---------- THE DATA

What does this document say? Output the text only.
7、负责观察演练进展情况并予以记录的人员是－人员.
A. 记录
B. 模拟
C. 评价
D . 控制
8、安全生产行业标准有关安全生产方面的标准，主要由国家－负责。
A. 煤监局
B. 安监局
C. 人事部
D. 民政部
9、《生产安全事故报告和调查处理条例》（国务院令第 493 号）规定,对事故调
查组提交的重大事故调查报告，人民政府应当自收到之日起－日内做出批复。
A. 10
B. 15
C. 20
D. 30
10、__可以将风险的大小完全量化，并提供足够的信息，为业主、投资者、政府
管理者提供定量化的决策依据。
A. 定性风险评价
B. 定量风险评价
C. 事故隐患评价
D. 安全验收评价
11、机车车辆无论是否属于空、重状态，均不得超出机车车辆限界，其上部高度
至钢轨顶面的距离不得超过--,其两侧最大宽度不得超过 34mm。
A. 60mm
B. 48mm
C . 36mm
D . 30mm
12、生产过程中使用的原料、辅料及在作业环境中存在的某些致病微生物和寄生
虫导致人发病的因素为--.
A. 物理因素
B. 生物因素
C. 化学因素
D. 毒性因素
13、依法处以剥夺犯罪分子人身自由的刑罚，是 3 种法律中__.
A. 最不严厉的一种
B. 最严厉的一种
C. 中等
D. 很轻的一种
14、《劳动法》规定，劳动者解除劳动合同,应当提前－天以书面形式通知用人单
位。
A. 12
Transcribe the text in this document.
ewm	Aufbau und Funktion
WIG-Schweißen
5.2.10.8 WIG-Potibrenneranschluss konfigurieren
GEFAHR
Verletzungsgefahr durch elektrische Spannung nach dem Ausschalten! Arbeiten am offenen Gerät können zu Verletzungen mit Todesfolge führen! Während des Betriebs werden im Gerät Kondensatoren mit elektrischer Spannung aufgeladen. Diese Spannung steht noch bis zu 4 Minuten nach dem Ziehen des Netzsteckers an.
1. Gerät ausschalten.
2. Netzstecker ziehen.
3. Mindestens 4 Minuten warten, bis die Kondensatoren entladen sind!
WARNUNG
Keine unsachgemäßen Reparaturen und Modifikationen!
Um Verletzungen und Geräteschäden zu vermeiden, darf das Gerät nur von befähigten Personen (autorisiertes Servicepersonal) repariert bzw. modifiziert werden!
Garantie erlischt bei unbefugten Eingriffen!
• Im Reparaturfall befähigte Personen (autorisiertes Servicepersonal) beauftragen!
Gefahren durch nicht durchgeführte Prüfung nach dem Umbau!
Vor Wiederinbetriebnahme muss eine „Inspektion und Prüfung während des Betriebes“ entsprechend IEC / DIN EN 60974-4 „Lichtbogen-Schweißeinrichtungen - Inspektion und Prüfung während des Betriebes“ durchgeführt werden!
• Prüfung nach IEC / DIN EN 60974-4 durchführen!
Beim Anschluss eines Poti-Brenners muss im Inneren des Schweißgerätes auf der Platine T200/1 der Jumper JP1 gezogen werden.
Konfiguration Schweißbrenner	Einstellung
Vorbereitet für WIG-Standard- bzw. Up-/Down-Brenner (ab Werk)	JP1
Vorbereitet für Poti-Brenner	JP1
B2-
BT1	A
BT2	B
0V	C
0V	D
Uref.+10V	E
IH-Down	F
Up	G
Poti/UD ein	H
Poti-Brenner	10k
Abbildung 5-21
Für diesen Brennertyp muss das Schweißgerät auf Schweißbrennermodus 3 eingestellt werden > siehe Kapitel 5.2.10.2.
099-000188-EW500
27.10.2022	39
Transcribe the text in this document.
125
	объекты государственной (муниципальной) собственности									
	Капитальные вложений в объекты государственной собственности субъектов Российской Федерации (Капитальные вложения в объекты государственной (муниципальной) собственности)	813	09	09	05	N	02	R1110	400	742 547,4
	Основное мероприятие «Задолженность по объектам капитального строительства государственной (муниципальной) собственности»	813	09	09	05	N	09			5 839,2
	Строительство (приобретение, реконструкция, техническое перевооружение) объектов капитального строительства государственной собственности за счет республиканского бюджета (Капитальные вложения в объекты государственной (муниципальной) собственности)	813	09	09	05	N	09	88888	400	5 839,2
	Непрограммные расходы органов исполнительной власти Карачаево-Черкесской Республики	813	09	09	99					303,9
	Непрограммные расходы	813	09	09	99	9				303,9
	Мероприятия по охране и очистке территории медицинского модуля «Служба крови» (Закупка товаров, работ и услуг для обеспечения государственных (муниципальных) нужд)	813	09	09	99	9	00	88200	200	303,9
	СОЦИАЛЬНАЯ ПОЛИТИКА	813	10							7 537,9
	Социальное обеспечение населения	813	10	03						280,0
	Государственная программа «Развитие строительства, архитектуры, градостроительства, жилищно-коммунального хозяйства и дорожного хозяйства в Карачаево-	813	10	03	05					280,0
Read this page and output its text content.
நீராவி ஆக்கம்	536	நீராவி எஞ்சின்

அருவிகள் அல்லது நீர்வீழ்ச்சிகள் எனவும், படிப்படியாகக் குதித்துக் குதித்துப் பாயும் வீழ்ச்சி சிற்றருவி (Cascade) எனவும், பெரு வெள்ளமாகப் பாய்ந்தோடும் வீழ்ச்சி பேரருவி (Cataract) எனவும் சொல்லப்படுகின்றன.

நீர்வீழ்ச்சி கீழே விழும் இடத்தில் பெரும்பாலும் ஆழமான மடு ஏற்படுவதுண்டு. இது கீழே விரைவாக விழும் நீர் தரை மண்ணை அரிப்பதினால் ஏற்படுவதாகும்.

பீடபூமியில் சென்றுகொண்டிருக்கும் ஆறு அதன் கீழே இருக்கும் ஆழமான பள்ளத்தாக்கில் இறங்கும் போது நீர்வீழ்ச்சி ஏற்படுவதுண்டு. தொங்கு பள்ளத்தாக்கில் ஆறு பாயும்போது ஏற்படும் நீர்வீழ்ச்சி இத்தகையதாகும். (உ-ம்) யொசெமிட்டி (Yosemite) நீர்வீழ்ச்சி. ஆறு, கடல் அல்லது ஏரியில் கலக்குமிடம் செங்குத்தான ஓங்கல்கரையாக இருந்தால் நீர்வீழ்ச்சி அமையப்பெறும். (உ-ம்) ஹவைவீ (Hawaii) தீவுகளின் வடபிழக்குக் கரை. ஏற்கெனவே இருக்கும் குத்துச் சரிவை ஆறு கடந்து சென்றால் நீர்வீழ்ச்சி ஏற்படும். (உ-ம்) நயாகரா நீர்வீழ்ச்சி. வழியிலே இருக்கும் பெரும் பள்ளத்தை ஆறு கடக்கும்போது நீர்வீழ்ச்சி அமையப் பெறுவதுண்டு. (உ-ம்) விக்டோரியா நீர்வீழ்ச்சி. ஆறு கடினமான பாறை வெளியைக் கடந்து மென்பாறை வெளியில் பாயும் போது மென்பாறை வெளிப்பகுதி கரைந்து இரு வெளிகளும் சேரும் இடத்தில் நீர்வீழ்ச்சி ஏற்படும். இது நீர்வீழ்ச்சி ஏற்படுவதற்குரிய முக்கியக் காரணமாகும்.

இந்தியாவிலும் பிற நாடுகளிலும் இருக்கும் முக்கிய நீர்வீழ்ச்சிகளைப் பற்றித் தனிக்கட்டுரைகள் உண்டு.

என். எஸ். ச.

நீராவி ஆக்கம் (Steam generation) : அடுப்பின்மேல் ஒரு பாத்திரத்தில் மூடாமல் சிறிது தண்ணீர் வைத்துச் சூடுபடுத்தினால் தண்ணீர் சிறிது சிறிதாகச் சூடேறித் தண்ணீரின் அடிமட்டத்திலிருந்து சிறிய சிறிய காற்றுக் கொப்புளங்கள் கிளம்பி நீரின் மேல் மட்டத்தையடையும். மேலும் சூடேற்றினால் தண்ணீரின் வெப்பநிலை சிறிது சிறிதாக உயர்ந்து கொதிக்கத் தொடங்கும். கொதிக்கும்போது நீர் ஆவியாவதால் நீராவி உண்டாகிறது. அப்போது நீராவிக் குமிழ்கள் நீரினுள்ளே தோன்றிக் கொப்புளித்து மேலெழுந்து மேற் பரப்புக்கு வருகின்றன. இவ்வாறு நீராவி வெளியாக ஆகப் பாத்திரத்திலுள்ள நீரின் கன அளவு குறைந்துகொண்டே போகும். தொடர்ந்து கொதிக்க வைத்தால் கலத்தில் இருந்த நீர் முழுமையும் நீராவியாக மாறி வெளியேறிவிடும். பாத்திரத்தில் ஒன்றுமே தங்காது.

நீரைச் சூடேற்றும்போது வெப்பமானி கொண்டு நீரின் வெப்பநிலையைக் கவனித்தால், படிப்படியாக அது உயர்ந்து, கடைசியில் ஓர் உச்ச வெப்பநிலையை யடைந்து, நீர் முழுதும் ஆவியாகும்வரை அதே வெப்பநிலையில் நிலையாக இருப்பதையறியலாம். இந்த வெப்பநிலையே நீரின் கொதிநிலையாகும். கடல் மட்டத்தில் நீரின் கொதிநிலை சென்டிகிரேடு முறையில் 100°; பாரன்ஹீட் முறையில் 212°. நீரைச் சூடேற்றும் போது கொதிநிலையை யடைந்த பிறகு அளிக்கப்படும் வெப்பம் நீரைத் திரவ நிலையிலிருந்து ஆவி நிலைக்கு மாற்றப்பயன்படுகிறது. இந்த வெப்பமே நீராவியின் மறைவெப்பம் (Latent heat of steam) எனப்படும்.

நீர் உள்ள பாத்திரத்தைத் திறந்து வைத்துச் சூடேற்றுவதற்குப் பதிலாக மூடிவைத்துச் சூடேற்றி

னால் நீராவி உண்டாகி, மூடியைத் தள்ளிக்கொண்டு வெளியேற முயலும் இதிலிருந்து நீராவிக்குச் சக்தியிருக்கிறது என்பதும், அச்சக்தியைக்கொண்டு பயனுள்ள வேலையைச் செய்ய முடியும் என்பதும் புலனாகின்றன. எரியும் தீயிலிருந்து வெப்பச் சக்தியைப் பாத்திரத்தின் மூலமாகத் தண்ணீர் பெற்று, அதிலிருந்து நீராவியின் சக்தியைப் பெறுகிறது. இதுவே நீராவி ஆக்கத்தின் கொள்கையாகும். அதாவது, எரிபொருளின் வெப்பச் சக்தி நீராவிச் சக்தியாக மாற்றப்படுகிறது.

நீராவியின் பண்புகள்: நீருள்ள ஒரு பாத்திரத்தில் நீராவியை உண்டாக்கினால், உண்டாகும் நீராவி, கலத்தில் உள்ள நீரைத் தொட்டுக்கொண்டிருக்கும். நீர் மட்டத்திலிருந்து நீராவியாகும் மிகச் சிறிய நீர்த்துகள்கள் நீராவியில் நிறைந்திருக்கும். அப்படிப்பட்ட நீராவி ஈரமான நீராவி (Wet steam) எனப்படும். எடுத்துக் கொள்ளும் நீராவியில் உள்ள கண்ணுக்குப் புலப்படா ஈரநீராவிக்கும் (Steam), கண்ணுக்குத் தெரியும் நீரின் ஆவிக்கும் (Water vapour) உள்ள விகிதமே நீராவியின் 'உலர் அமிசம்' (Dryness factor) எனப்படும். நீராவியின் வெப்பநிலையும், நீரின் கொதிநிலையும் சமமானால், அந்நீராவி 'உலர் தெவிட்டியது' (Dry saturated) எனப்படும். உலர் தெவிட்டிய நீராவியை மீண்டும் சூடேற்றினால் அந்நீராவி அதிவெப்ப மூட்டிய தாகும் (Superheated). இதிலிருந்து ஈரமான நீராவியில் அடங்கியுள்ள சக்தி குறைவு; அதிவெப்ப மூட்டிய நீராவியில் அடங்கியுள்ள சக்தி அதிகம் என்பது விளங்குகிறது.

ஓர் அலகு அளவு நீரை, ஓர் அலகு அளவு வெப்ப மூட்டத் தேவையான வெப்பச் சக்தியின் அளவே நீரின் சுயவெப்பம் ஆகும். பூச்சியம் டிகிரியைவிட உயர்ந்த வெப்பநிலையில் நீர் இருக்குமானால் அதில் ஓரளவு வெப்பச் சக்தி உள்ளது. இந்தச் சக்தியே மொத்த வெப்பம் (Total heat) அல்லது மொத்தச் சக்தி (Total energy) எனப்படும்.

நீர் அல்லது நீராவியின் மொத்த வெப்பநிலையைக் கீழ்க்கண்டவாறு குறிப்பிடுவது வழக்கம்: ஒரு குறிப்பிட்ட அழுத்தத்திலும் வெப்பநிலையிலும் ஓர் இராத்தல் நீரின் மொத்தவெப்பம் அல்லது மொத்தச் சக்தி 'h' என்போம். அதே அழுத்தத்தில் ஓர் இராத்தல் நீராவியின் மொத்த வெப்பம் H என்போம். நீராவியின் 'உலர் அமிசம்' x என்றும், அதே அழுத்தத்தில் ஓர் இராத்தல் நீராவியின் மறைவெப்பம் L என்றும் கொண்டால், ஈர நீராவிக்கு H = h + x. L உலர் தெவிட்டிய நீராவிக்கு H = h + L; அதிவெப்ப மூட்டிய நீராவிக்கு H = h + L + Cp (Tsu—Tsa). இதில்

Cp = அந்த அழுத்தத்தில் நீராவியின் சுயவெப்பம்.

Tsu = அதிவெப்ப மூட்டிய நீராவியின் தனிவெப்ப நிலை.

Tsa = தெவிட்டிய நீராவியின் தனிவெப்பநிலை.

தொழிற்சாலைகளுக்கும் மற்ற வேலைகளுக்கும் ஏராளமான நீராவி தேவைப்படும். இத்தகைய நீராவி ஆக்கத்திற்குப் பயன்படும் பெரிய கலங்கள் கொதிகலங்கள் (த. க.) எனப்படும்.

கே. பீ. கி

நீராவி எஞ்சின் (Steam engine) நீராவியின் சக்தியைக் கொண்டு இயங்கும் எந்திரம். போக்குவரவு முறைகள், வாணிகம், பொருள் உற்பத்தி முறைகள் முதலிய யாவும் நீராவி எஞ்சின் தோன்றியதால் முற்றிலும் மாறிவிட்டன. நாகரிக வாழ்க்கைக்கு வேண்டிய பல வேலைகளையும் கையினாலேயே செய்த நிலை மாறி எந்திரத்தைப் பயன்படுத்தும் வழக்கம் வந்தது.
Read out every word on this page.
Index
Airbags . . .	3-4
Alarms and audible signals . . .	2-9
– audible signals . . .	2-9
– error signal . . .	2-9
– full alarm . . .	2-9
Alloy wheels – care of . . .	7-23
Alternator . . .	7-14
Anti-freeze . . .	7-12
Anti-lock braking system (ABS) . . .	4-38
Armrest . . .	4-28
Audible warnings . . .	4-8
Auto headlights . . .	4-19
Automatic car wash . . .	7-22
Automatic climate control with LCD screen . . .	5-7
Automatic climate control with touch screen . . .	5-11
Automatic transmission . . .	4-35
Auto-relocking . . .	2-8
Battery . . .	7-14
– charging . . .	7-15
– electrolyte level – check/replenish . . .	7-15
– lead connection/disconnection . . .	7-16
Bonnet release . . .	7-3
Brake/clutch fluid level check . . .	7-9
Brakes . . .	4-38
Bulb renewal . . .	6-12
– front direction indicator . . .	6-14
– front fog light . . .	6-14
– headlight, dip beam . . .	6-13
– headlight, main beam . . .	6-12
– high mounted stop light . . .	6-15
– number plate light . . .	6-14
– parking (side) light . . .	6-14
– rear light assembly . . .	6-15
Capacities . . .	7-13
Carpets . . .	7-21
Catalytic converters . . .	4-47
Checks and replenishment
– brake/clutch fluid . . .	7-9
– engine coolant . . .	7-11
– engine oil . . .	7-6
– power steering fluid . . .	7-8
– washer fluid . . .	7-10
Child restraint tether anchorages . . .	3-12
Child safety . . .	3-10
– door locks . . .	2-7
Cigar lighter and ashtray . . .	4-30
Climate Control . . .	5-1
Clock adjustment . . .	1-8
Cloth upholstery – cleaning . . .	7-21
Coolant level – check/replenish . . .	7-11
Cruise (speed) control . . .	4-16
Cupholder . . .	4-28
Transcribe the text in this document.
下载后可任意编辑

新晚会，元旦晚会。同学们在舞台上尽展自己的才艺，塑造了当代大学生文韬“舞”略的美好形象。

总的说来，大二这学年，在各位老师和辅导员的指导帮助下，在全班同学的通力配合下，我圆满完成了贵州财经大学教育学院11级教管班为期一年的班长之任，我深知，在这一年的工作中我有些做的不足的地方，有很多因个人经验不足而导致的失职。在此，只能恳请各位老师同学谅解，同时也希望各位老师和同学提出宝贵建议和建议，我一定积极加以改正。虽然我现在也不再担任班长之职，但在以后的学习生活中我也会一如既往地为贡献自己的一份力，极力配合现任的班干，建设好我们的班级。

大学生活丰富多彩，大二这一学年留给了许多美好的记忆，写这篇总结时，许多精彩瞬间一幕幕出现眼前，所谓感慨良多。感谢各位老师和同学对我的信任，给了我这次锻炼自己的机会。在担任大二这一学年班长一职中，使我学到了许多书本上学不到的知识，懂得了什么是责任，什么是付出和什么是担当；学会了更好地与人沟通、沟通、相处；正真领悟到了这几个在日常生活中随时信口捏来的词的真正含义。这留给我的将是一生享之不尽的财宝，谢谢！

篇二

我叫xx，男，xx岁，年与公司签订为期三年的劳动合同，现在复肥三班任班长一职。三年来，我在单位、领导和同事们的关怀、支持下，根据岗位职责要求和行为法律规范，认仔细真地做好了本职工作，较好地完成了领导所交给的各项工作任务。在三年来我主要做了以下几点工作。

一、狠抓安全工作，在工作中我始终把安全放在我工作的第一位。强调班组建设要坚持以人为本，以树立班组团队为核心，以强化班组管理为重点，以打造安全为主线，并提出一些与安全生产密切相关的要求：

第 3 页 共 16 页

--------------------

**EXERCISE PROMPT:** The string "Непрограммные" may appear in lines of the listing above; tally those lines and give the number only.

**EXERCISE RESPONSE:** 2